Nella Divina Commedia, Dante necessita di figure più esperte che possano condurlo durante il suo itinerario. Coloro che assumono questo ruolo predominante all'interno della narrazione sono: Virgilio, Beatrice e Matelda. Proprio perché Dante, nella Divina Commedia rappresenta l'uomo in generale, lui stesso peccatore, egli ha bisogno di supporti morali che lo aiutino sia a comprendere le leggi dei tre regni oltremondani, sia a comunicare con le anime e ad analizzare le azioni di queste ultime in relazione alla sua vita e alla società dell'epoca.

Virgilio


inferno

canto I vv. 61-90

canto II vv. 52-142


tobino

capitoli: 5-25


Beatrice


Inferno

Canto ii vv. 52-142

Purgatorio

canto xxx vv. 22-57

paradiso

canto xxxi vv. 79-93


tobino

capitoli: 1-3-24


matelda


Purgatorio

Canto xxviii vv. 34-69

Canto xxxiii vv. 130-145


tobino

capitoli: 10-16














VIRGILIO NELl'inferno


Virgilio incarna il duplice ruolo di aiutante e guida di Dante durante il viaggio che va dall'Inferno fino al Paradiso terrestre. Sul piano allegorico egli rappresenta la ragione umana che illumina l'uomo sulla via del bene, ma è incompleta senza la rivelazione cristiana. Sul piano storico, invece Virgilio è, il simbolo della civiltà classica e una fonte per Dante, che lo riprende numerose volte all'interno della Commedia, per esempio nell'episodio, che narra il rito di purificazione del giunco (Purgatorio canto I v.95 vv. 133-136) già presente nell'Eneide. Virgilio, inoltre, incarna la figura di profeta, grazie all'annuncio dell'avvento di un "puer" (il figlio di Asinio Pollione), nella IV egloga delle Bucoliche, che viene interpretato dagli autori cristiani come quello di Gesù.

Nell'Inferno, Virgilio compare per la prima volta nel canto I, nei versi dal 61 al 90, quando Dante si trova spaesato e confuso, a causa della visione delle fiere infernali e della contemporanea presa di coscienza dei suoi peccati. E' proprio in questo momento che necessita dell'aiuto di una figura esperta quale il poeta latino. Quest'ultimo si presenta a Dante a partire dal v. 67, precisando: la condizione di anima "non omo, omo già fui"; le origini "li parenti miei furon lombardi, mantoani per patria ambedui"; il periodo storico "nacqui sub Iulio, ancor che fosse tardi.sotto 'l buon Augusto nel tempo de li dèi falsi e bugiardi"; il luogo "vissi a Roma"; il ruolo sociale "poeta fui" e la sua principale opera "cantai di quel giusto figliuol d'Anchise che venne di Troia, poi che 'l superbo Ilion fu combusto".

Esercizio scritto 1: Riproduci fedelmente l'articolo sulle guide di Dante, tutto il tratto che va dalle parole "Nella Divina Commedia, Dante" giù fino alle parole "alla società dell'epoca.".
Esercizio scritto 2: Stabilisci se ciascuna affermazione concorda con l'articolo sulle guide di Dante: (a) Virgilio compare per la prima volta nel canto I dell'Inferno; (b) sul piano allegorico Virgilio rappresenta la rivelazione cristiana; (c) Virgilio dice a Dante di essere vissuto ad Atene. Per ciascuna rispondi sì o no e cita tra virgolette le parole decisive dell'articolo.

Righe:
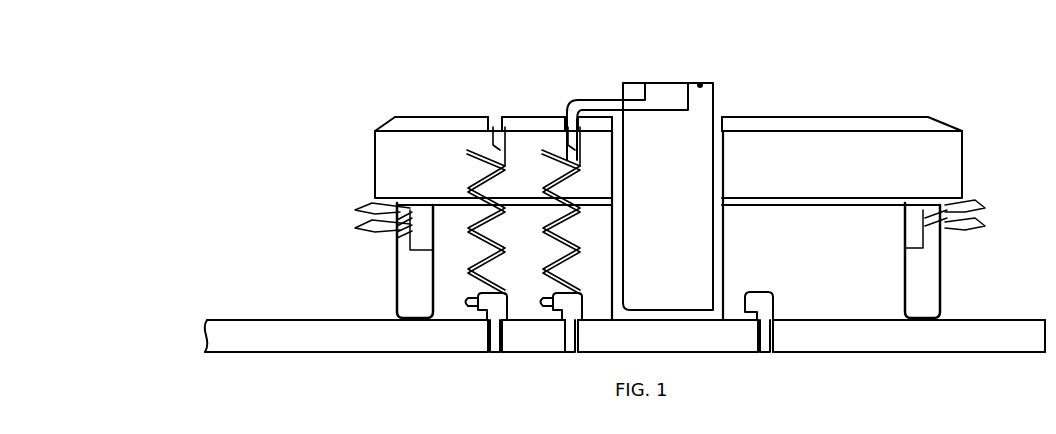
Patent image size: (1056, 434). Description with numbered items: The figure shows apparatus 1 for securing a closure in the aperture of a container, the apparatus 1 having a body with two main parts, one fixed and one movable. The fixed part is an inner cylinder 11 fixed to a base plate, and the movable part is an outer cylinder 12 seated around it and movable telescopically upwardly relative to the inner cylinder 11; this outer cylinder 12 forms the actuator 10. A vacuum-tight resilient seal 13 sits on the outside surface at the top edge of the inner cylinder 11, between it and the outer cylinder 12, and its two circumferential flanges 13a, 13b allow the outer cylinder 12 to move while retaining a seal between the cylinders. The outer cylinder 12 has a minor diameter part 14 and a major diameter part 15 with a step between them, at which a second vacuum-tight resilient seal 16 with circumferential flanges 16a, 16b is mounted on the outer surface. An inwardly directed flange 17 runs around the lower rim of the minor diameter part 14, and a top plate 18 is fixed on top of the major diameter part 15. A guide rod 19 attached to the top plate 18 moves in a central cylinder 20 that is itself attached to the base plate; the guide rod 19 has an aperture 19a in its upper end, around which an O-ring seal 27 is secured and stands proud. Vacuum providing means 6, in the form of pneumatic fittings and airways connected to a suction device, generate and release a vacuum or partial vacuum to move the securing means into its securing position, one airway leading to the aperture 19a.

The apparatus 1 is at (905, 86).
The vacuum providing means 6 is at (466, 314).
The actuator 10 is at (677, 136).
The inner cylinder 11 is at (947, 247).
The outer cylinder 12 is at (940, 288).
The vacuum-tight resilient seal 13 is at (374, 251).
The circumferential flange 13a is at (360, 208).
The circumferential flange 13b is at (372, 232).
The minor diameter part 14 is at (412, 290).
The major diameter part 15 is at (390, 158).
The second vacuum-tight resilient seal 16 is at (984, 222).
The circumferential flange 16a is at (985, 205).
The circumferential flange 16b is at (985, 226).
The inwardly directed flange 17 is at (928, 322).
The top plate 18 is at (848, 117).
The guide rod 19 is at (664, 173).
The aperture 19a is at (677, 83).
The central cylinder 20 is at (723, 258).
The O-ring seal 27 is at (630, 84).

Risposta corretta 1:
Nella Divina Commedia, Dante necessita di figure più esperte che possano condurlo durante il suo itinerario. Coloro che assumono questo ruolo predominante all'interno della narrazione sono: Virgilio, Beatrice e Matelda. Proprio perché Dante, nella Divina Commedia rappresenta l'uomo in generale, lui stesso peccatore, egli ha bisogno di supporti morali che lo aiutino sia a comprendere le leggi dei tre regni oltremondani, sia a comunicare con le anime e ad analizzare le azioni di queste ultime in relazione alla sua vita e alla società dell'epoca.

Risposta corretta 2:
(a) Sì: "Nell'Inferno, Virgilio compare per la prima volta nel canto I, nei versi dal 61 al 90"
(b) No: "egli rappresenta la ragione umana che illumina l'uomo sulla via del bene, ma è incompleta senza la rivelazione cristiana"
(c) No: "vissi a Roma"